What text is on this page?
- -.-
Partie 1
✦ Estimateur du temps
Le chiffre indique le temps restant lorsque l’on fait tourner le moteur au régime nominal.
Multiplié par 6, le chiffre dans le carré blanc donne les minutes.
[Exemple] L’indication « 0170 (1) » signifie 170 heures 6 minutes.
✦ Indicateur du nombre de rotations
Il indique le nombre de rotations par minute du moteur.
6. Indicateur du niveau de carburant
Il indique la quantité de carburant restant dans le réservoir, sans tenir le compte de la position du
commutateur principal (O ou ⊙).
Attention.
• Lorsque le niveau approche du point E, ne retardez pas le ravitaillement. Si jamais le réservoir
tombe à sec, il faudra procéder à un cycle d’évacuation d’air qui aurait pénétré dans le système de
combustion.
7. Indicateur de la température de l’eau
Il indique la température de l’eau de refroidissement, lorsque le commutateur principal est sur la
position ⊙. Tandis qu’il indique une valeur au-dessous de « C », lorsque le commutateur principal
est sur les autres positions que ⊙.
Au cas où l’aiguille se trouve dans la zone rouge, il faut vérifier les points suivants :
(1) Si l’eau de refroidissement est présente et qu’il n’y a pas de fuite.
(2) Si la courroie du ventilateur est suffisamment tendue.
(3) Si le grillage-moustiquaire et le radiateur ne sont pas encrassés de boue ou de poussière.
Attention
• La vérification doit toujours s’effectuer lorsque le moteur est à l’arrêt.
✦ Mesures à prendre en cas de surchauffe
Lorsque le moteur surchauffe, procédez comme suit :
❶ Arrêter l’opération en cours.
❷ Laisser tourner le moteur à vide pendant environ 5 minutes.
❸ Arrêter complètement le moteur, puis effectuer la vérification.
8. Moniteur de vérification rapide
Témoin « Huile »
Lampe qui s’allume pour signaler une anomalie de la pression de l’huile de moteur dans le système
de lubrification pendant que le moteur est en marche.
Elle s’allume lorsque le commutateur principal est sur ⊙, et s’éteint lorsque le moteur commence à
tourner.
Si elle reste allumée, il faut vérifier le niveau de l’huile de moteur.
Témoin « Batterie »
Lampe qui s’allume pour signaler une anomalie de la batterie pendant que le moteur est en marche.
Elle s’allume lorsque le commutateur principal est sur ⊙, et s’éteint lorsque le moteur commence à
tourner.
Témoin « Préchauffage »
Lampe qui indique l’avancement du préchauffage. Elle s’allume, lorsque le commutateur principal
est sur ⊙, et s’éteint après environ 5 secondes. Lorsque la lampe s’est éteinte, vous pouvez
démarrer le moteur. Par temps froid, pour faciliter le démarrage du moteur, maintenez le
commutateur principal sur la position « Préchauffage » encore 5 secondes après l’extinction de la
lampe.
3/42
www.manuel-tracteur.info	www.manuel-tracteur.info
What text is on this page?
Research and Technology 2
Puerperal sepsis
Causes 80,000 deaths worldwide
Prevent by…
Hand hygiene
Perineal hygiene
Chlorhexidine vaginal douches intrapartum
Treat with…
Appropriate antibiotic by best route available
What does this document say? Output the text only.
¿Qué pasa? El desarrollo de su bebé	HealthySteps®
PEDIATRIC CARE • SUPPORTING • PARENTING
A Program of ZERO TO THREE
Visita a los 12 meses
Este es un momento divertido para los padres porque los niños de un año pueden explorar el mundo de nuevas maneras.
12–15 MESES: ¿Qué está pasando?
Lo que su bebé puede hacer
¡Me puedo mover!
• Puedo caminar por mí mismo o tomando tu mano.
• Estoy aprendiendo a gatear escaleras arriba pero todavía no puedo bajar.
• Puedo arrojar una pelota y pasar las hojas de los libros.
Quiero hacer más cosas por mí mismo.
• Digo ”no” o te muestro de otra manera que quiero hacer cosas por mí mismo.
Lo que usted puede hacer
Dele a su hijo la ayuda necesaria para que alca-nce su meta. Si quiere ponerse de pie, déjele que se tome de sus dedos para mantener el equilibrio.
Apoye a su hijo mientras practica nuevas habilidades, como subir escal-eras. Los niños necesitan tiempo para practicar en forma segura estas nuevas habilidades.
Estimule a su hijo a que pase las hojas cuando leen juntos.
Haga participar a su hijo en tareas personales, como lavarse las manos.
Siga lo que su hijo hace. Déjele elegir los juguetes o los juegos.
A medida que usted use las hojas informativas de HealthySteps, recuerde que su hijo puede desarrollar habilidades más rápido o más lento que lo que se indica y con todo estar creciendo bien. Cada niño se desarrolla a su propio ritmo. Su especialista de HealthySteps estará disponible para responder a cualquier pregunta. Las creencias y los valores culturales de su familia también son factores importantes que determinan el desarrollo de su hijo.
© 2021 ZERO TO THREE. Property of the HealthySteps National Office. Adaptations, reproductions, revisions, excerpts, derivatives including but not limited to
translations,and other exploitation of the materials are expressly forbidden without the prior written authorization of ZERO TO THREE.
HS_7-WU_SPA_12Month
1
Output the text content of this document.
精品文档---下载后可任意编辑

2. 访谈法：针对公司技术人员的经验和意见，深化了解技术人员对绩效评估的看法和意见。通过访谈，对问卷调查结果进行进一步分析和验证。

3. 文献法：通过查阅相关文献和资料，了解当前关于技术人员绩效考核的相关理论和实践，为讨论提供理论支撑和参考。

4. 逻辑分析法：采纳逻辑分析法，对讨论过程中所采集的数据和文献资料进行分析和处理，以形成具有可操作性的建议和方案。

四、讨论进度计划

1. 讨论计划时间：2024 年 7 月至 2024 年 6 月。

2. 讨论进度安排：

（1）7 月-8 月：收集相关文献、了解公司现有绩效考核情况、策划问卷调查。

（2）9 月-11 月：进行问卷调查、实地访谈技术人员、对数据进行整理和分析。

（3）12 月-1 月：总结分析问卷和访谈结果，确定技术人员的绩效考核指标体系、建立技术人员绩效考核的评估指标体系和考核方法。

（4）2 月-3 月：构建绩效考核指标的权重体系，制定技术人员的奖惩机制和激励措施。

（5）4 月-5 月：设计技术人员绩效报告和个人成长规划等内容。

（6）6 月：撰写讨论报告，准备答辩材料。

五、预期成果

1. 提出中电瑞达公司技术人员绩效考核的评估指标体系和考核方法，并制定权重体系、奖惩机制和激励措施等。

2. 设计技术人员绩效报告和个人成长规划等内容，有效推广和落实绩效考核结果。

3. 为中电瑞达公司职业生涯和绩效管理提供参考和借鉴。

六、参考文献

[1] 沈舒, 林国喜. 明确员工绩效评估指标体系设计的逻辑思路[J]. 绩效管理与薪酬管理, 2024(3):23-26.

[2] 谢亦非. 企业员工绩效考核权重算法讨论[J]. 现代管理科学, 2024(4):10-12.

◆ **Exercise task**
In full and verbatim, repeat the records given above.

◆ **The reply**
What text is on this page?
- -.-
Partie 1
✦ Estimateur du temps
Le chiffre indique le temps restant lorsque l’on fait tourner le moteur au régime nominal.
Multiplié par 6, le chiffre dans le carré blanc donne les minutes.
[Exemple] L’indication « 0170 (1) » signifie 170 heures 6 minutes.
✦ Indicateur du nombre de rotations
Il indique le nombre de rotations par minute du moteur.
6. Indicateur du niveau de carburant
Il indique la quantité de carburant restant dans le réservoir, sans tenir le compte de la position du
commutateur principal (O ou ⊙).
Attention.
• Lorsque le niveau approche du point E, ne retardez pas le ravitaillement. Si jamais le réservoir
tombe à sec, il faudra procéder à un cycle d’évacuation d’air qui aurait pénétré dans le système de
combustion.
7. Indicateur de la température de l’eau
Il indique la température de l’eau de refroidissement, lorsque le commutateur principal est sur la
position ⊙. Tandis qu’il indique une valeur au-dessous de « C », lorsque le commutateur principal
est sur les autres positions que ⊙.
Au cas où l’aiguille se trouve dans la zone rouge, il faut vérifier les points suivants :
(1) Si l’eau de refroidissement est présente et qu’il n’y a pas de fuite.
(2) Si la courroie du ventilateur est suffisamment tendue.
(3) Si le grillage-moustiquaire et le radiateur ne sont pas encrassés de boue ou de poussière.
Attention
• La vérification doit toujours s’effectuer lorsque le moteur est à l’arrêt.
✦ Mesures à prendre en cas de surchauffe
Lorsque le moteur surchauffe, procédez comme suit :
❶ Arrêter l’opération en cours.
❷ Laisser tourner le moteur à vide pendant environ 5 minutes.
❸ Arrêter complètement le moteur, puis effectuer la vérification.
8. Moniteur de vérification rapide
Témoin « Huile »
Lampe qui s’allume pour signaler une anomalie de la pression de l’huile de moteur dans le système
de lubrification pendant que le moteur est en marche.
Elle s’allume lorsque le commutateur principal est sur ⊙, et s’éteint lorsque le moteur commence à
tourner.
Si elle reste allumée, il faut vérifier le niveau de l’huile de moteur.
Témoin « Batterie »
Lampe qui s’allume pour signaler une anomalie de la batterie pendant que le moteur est en marche.
Elle s’allume lorsque le commutateur principal est sur ⊙, et s’éteint lorsque le moteur commence à
tourner.
Témoin « Préchauffage »
Lampe qui indique l’avancement du préchauffage. Elle s’allume, lorsque le commutateur principal
est sur ⊙, et s’éteint après environ 5 secondes. Lorsque la lampe s’est éteinte, vous pouvez
démarrer le moteur. Par temps froid, pour faciliter le démarrage du moteur, maintenez le
commutateur principal sur la position « Préchauffage » encore 5 secondes après l’extinction de la
lampe.
3/42
www.manuel-tracteur.info	www.manuel-tracteur.info
What text is on this page?
Research and Technology 2
Puerperal sepsis
Causes 80,000 deaths worldwide
Prevent by…
Hand hygiene
Perineal hygiene
Chlorhexidine vaginal douches intrapartum
Treat with…
Appropriate antibiotic by best route available
What does this document say? Output the text only.
¿Qué pasa? El desarrollo de su bebé	HealthySteps®
PEDIATRIC CARE • SUPPORTING • PARENTING
A Program of ZERO TO THREE
Visita a los 12 meses
Este es un momento divertido para los padres porque los niños de un año pueden explorar el mundo de nuevas maneras.
12–15 MESES: ¿Qué está pasando?
Lo que su bebé puede hacer
¡Me puedo mover!
• Puedo caminar por mí mismo o tomando tu mano.
• Estoy aprendiendo a gatear escaleras arriba pero todavía no puedo bajar.
• Puedo arrojar una pelota y pasar las hojas de los libros.
Quiero hacer más cosas por mí mismo.
• Digo ”no” o te muestro de otra manera que quiero hacer cosas por mí mismo.
Lo que usted puede hacer
Dele a su hijo la ayuda necesaria para que alca-nce su meta. Si quiere ponerse de pie, déjele que se tome de sus dedos para mantener el equilibrio.
Apoye a su hijo mientras practica nuevas habilidades, como subir escal-eras. Los niños necesitan tiempo para practicar en forma segura estas nuevas habilidades.
Estimule a su hijo a que pase las hojas cuando leen juntos.
Haga participar a su hijo en tareas personales, como lavarse las manos.
Siga lo que su hijo hace. Déjele elegir los juguetes o los juegos.
A medida que usted use las hojas informativas de HealthySteps, recuerde que su hijo puede desarrollar habilidades más rápido o más lento que lo que se indica y con todo estar creciendo bien. Cada niño se desarrolla a su propio ritmo. Su especialista de HealthySteps estará disponible para responder a cualquier pregunta. Las creencias y los valores culturales de su familia también son factores importantes que determinan el desarrollo de su hijo.
© 2021 ZERO TO THREE. Property of the HealthySteps National Office. Adaptations, reproductions, revisions, excerpts, derivatives including but not limited to
translations,and other exploitation of the materials are expressly forbidden without the prior written authorization of ZERO TO THREE.
HS_7-WU_SPA_12Month
1
Output the text content of this document.
精品文档---下载后可任意编辑

2. 访谈法：针对公司技术人员的经验和意见，深化了解技术人员对绩效评估的看法和意见。通过访谈，对问卷调查结果进行进一步分析和验证。

3. 文献法：通过查阅相关文献和资料，了解当前关于技术人员绩效考核的相关理论和实践，为讨论提供理论支撑和参考。

4. 逻辑分析法：采纳逻辑分析法，对讨论过程中所采集的数据和文献资料进行分析和处理，以形成具有可操作性的建议和方案。

四、讨论进度计划

1. 讨论计划时间：2024 年 7 月至 2024 年 6 月。

2. 讨论进度安排：

（1）7 月-8 月：收集相关文献、了解公司现有绩效考核情况、策划问卷调查。

（2）9 月-11 月：进行问卷调查、实地访谈技术人员、对数据进行整理和分析。

（3）12 月-1 月：总结分析问卷和访谈结果，确定技术人员的绩效考核指标体系、建立技术人员绩效考核的评估指标体系和考核方法。

（4）2 月-3 月：构建绩效考核指标的权重体系，制定技术人员的奖惩机制和激励措施。

（5）4 月-5 月：设计技术人员绩效报告和个人成长规划等内容。

（6）6 月：撰写讨论报告，准备答辩材料。

五、预期成果

1. 提出中电瑞达公司技术人员绩效考核的评估指标体系和考核方法，并制定权重体系、奖惩机制和激励措施等。

2. 设计技术人员绩效报告和个人成长规划等内容，有效推广和落实绩效考核结果。

3. 为中电瑞达公司职业生涯和绩效管理提供参考和借鉴。

六、参考文献

[1] 沈舒, 林国喜. 明确员工绩效评估指标体系设计的逻辑思路[J]. 绩效管理与薪酬管理, 2024(3):23-26.

[2] 谢亦非. 企业员工绩效考核权重算法讨论[J]. 现代管理科学, 2024(4):10-12.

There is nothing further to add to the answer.